**GIVEN INSTRUCTION**
Below is a listing; write it out exactly and drop any images from it.
-*-*-
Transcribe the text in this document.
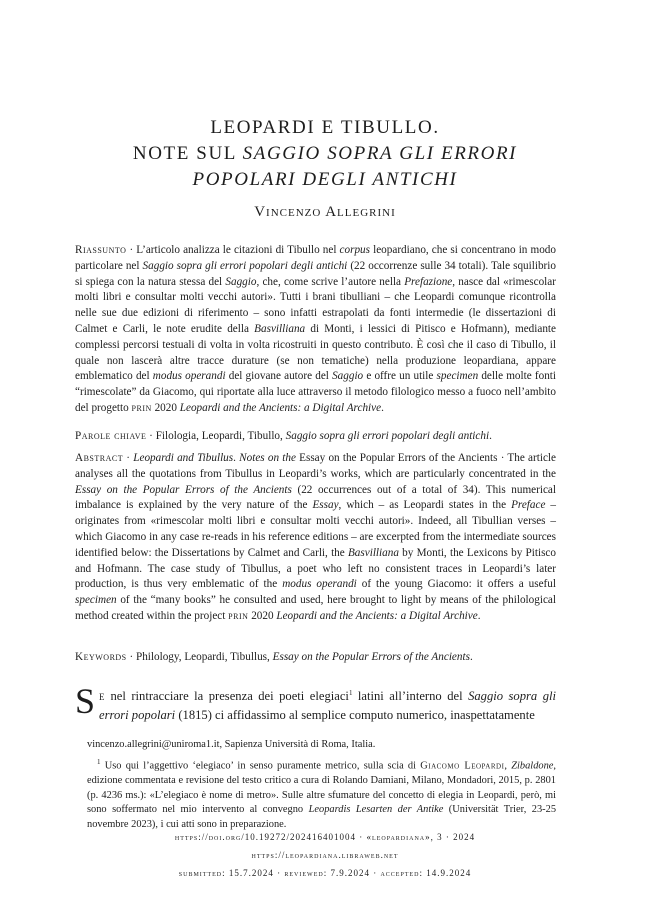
LEOPARDI E TIBULLO.
NOTE SUL SAGGIO SOPRA GLI ERRORI
POPOLARI DEGLI ANTICHI
Vincenzo Allegrini
Riassunto · L’articolo analizza le citazioni di Tibullo nel corpus leopardiano, che si concentrano in modo particolare nel Saggio sopra gli errori popolari degli antichi (22 occorrenze sulle 34 totali). Tale squilibrio si spiega con la natura stessa del Saggio, che, come scrive l’autore nella Prefazione, nasce dal «rimescolar molti libri e consultar molti vecchi autori». Tutti i brani tibulliani – che Leopardi comunque ricontrolla nelle sue due edizioni di riferimento – sono infatti estrapolati da fonti intermedie (le dissertazioni di Calmet e Carli, le note erudite della Basvilliana di Monti, i lessici di Pitisco e Hofmann), mediante complessi percorsi testuali di volta in volta ricostruiti in questo contributo. È così che il caso di Tibullo, il quale non lascerà altre tracce durature (se non tematiche) nella produzione leopardiana, appare emblematico del modus operandi del giovane autore del Saggio e offre un utile specimen delle molte fonti “rimescolate” da Giacomo, qui riportate alla luce attraverso il metodo filologico messo a fuoco nell’ambito del progetto prin 2020 Leopardi and the Ancients: a Digital Archive.
Parole chiave · Filologia, Leopardi, Tibullo, Saggio sopra gli errori popolari degli antichi.
Abstract · Leopardi and Tibullus. Notes on the Essay on the Popular Errors of the Ancients · The article analyses all the quotations from Tibullus in Leopardi’s works, which are particularly concentrated in the Essay on the Popular Errors of the Ancients (22 occurrences out of a total of 34). This numerical imbalance is explained by the very nature of the Essay, which – as Leopardi states in the Preface – originates from «rimescolar molti libri e consultar molti vecchi autori». Indeed, all Tibullian verses – which Giacomo in any case re-reads in his reference editions – are excerpted from the intermediate sources identified below: the Dissertations by Calmet and Carli, the Basvilliana by Monti, the Lexicons by Pitisco and Hofmann. The case study of Tibullus, a poet who left no consistent traces in Leopardi’s later production, is thus very emblematic of the modus operandi of the young Giacomo: it offers a useful specimen of the “many books” he consulted and used, here brought to light by means of the philological method created within the project prin 2020 Leopardi and the Ancients: a Digital Archive.
Keywords · Philology, Leopardi, Tibullus, Essay on the Popular Errors of the Ancients.
Se nel rintracciare la presenza dei poeti elegiaci$^1$ latini all’interno del Saggio sopra gli errori popolari (1815) ci affidassimo al semplice computo numerico, inaspettatamente
vincenzo.allegrini@uniroma1.it, Sapienza Università di Roma, Italia.
$^1$ Uso qui l’aggettivo ‘elegiaco’ in senso puramente metrico, sulla scia di Giacomo Leopardi, Zibaldone, edizione commentata e revisione del testo critico a cura di Rolando Damiani, Milano, Mondadori, 2015, p. 2801 (p. 4236 ms.): «L’elegiaco è nome di metro». Sulle altre sfumature del concetto di elegia in Leopardi, però, mi sono soffermato nel mio intervento al convegno Leopardis Lesarten der Antike (Universität Trier, 23-25 novembre 2023), i cui atti sono in preparazione.
https://doi.org/10.19272/202416401004 · «leopardiana», 3 · 2024
https://leopardiana.libraweb.net
submitted: 15.7.2024 · reviewed: 7.9.2024 · accepted: 14.9.2024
-*-*-
**OUTPUT OF THE TASK**
Transcribe the text in this document.
LEOPARDI E TIBULLO.
NOTE SUL SAGGIO SOPRA GLI ERRORI
POPOLARI DEGLI ANTICHI
Vincenzo Allegrini
Riassunto · L’articolo analizza le citazioni di Tibullo nel corpus leopardiano, che si concentrano in modo particolare nel Saggio sopra gli errori popolari degli antichi (22 occorrenze sulle 34 totali). Tale squilibrio si spiega con la natura stessa del Saggio, che, come scrive l’autore nella Prefazione, nasce dal «rimescolar molti libri e consultar molti vecchi autori». Tutti i brani tibulliani – che Leopardi comunque ricontrolla nelle sue due edizioni di riferimento – sono infatti estrapolati da fonti intermedie (le dissertazioni di Calmet e Carli, le note erudite della Basvilliana di Monti, i lessici di Pitisco e Hofmann), mediante complessi percorsi testuali di volta in volta ricostruiti in questo contributo. È così che il caso di Tibullo, il quale non lascerà altre tracce durature (se non tematiche) nella produzione leopardiana, appare emblematico del modus operandi del giovane autore del Saggio e offre un utile specimen delle molte fonti “rimescolate” da Giacomo, qui riportate alla luce attraverso il metodo filologico messo a fuoco nell’ambito del progetto prin 2020 Leopardi and the Ancients: a Digital Archive.
Parole chiave · Filologia, Leopardi, Tibullo, Saggio sopra gli errori popolari degli antichi.
Abstract · Leopardi and Tibullus. Notes on the Essay on the Popular Errors of the Ancients · The article analyses all the quotations from Tibullus in Leopardi’s works, which are particularly concentrated in the Essay on the Popular Errors of the Ancients (22 occurrences out of a total of 34). This numerical imbalance is explained by the very nature of the Essay, which – as Leopardi states in the Preface – originates from «rimescolar molti libri e consultar molti vecchi autori». Indeed, all Tibullian verses – which Giacomo in any case re-reads in his reference editions – are excerpted from the intermediate sources identified below: the Dissertations by Calmet and Carli, the Basvilliana by Monti, the Lexicons by Pitisco and Hofmann. The case study of Tibullus, a poet who left no consistent traces in Leopardi’s later production, is thus very emblematic of the modus operandi of the young Giacomo: it offers a useful specimen of the “many books” he consulted and used, here brought to light by means of the philological method created within the project prin 2020 Leopardi and the Ancients: a Digital Archive.
Keywords · Philology, Leopardi, Tibullus, Essay on the Popular Errors of the Ancients.
Se nel rintracciare la presenza dei poeti elegiaci$^1$ latini all’interno del Saggio sopra gli errori popolari (1815) ci affidassimo al semplice computo numerico, inaspettatamente
vincenzo.allegrini@uniroma1.it, Sapienza Università di Roma, Italia.
$^1$ Uso qui l’aggettivo ‘elegiaco’ in senso puramente metrico, sulla scia di Giacomo Leopardi, Zibaldone, edizione commentata e revisione del testo critico a cura di Rolando Damiani, Milano, Mondadori, 2015, p. 2801 (p. 4236 ms.): «L’elegiaco è nome di metro». Sulle altre sfumature del concetto di elegia in Leopardi, però, mi sono soffermato nel mio intervento al convegno Leopardis Lesarten der Antike (Universität Trier, 23-25 novembre 2023), i cui atti sono in preparazione.
https://doi.org/10.19272/202416401004 · «leopardiana», 3 · 2024
https://leopardiana.libraweb.net
submitted: 15.7.2024 · reviewed: 7.9.2024 · accepted: 14.9.2024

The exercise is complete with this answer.